Aim:
Sort through the data and copy the lines holding the word "智慧操盘".
▬▬▬▬▬▬▬▬▬▬
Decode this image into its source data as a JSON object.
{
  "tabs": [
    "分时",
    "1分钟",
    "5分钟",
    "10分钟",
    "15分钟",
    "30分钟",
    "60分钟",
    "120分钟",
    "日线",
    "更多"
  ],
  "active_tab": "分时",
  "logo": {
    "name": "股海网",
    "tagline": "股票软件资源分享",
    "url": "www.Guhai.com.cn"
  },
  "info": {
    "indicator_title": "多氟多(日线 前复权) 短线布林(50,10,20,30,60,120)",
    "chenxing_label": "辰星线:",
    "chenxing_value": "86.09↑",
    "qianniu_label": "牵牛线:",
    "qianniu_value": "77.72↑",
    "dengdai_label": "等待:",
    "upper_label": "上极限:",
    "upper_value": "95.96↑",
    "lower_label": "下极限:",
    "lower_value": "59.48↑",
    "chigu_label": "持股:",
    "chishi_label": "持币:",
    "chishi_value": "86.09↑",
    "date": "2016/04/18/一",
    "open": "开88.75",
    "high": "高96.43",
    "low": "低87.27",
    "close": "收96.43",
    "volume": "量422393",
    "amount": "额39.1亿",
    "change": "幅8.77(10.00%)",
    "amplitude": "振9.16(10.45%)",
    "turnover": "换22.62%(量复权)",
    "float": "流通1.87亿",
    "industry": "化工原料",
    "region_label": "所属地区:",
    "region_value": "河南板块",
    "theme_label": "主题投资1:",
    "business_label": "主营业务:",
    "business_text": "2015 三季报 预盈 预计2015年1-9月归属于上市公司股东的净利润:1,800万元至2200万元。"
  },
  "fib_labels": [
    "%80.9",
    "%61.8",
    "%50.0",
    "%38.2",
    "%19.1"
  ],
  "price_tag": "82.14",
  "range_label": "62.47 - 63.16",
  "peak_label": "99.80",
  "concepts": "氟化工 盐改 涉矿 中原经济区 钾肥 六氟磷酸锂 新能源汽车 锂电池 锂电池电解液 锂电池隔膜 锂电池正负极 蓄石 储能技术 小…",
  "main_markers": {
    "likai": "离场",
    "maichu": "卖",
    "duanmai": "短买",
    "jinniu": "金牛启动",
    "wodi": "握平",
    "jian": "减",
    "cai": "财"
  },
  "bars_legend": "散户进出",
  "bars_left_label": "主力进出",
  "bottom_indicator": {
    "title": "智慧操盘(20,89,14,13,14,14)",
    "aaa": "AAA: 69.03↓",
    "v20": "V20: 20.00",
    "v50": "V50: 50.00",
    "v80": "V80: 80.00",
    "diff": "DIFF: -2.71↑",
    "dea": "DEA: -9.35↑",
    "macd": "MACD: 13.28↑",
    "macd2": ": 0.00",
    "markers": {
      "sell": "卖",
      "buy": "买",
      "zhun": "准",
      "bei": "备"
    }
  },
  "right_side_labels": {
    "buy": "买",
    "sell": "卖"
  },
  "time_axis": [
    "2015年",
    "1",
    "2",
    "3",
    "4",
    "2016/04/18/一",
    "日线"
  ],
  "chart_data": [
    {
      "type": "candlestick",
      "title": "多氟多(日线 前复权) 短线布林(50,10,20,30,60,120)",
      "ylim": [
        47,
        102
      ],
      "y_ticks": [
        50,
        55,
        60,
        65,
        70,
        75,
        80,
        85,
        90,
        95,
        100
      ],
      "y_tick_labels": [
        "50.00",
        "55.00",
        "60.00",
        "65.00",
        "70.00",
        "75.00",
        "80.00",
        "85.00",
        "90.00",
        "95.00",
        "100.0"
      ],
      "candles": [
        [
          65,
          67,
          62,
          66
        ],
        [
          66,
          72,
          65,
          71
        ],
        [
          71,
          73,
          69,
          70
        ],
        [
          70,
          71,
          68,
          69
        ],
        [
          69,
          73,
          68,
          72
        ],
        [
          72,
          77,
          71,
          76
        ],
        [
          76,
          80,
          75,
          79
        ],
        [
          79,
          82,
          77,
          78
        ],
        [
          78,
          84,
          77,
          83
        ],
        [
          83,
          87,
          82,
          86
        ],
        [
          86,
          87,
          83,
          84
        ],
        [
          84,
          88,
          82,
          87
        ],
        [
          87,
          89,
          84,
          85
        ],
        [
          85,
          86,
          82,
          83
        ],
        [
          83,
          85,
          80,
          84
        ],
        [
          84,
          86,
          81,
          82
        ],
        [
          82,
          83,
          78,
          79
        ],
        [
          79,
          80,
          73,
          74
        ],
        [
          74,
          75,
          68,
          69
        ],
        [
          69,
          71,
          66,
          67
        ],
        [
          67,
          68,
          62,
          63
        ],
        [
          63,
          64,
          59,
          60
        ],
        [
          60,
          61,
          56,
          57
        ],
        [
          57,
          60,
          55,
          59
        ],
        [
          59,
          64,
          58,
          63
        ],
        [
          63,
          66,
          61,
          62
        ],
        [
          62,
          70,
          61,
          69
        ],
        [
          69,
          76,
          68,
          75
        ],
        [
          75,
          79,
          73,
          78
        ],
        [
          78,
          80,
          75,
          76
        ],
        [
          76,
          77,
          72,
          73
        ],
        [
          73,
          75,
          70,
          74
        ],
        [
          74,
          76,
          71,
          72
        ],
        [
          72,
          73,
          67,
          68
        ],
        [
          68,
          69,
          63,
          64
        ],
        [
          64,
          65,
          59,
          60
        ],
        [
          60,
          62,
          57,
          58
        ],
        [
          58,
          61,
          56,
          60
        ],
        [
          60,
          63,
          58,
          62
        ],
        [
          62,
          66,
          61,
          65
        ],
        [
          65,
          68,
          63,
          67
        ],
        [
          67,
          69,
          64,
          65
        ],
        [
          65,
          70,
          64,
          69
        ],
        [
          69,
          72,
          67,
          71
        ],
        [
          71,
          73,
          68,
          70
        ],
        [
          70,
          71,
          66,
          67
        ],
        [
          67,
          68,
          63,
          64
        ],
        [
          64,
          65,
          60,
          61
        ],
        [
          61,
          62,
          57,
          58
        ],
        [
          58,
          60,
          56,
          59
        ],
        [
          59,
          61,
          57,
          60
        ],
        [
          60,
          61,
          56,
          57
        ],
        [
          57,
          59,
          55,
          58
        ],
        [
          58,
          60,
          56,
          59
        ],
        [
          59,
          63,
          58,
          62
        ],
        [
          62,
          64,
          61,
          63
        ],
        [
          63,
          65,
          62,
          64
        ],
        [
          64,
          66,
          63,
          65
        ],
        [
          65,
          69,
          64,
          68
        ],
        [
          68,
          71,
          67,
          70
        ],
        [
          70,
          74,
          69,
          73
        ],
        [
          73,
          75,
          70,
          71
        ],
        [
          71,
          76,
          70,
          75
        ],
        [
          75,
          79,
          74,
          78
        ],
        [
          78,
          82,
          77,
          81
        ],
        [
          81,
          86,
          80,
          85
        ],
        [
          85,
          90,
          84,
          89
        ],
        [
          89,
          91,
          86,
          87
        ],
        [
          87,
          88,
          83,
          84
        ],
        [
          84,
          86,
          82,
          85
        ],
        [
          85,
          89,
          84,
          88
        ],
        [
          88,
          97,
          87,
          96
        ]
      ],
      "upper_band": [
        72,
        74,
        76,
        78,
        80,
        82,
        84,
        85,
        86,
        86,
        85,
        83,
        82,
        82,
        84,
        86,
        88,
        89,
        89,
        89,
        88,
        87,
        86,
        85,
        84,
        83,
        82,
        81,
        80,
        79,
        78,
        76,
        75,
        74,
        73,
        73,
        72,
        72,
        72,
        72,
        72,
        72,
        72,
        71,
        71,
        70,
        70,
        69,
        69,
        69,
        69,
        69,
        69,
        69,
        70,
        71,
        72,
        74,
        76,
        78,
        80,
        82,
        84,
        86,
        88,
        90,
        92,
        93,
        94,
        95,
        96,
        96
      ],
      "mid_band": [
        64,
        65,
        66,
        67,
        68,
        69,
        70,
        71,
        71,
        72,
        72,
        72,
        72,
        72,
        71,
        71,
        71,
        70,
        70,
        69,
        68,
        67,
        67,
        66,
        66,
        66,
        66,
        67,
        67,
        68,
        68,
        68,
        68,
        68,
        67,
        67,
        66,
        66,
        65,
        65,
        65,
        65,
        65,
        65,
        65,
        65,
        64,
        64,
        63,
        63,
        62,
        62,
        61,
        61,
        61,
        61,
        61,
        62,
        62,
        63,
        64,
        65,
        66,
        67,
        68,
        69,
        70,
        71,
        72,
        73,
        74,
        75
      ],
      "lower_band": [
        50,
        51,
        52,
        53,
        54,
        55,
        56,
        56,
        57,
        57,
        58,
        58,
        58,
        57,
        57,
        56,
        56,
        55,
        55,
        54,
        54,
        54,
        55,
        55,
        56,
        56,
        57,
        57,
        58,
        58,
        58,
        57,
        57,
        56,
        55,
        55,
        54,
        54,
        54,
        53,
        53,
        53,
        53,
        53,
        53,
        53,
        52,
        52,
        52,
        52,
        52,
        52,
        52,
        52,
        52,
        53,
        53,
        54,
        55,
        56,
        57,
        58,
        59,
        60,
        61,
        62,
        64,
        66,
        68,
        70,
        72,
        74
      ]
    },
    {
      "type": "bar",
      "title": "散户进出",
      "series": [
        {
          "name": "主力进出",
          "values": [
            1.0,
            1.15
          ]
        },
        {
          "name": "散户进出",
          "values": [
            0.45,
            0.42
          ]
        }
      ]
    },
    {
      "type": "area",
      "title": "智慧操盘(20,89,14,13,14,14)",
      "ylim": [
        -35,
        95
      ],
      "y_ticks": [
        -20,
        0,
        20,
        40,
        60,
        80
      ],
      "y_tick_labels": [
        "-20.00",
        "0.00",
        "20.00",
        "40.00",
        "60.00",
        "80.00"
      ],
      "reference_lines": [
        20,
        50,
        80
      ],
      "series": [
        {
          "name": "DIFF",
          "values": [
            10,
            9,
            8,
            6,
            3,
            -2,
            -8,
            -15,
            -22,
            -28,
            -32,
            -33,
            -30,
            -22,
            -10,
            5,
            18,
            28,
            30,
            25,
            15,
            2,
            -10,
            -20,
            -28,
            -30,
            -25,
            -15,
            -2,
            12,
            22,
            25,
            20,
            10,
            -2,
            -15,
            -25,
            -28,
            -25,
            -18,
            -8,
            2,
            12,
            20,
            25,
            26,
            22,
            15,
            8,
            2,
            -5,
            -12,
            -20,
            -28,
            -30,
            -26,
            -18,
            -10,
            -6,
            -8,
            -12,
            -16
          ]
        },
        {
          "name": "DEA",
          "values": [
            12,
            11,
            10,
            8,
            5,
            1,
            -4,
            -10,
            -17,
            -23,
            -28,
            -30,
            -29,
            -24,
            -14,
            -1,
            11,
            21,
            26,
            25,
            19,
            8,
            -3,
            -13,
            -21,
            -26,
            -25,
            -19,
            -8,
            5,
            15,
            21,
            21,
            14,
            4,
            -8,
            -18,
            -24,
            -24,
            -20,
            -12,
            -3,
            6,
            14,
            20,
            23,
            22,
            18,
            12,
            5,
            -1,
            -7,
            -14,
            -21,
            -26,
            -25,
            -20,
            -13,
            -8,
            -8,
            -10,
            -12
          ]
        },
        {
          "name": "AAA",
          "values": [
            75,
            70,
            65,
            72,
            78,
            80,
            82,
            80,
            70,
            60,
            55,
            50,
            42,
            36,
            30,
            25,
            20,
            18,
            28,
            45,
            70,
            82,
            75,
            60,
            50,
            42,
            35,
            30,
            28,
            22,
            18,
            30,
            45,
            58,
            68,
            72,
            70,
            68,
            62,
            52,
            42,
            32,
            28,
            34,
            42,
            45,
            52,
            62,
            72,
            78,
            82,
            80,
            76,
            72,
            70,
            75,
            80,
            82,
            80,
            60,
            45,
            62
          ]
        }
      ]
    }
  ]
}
▬▬▬▬▬▬▬▬▬▬
Finished answer:
    "title": "智慧操盘(20,89,14,13,14,14)",
      "title": "智慧操盘(20,89,14,13,14,14)",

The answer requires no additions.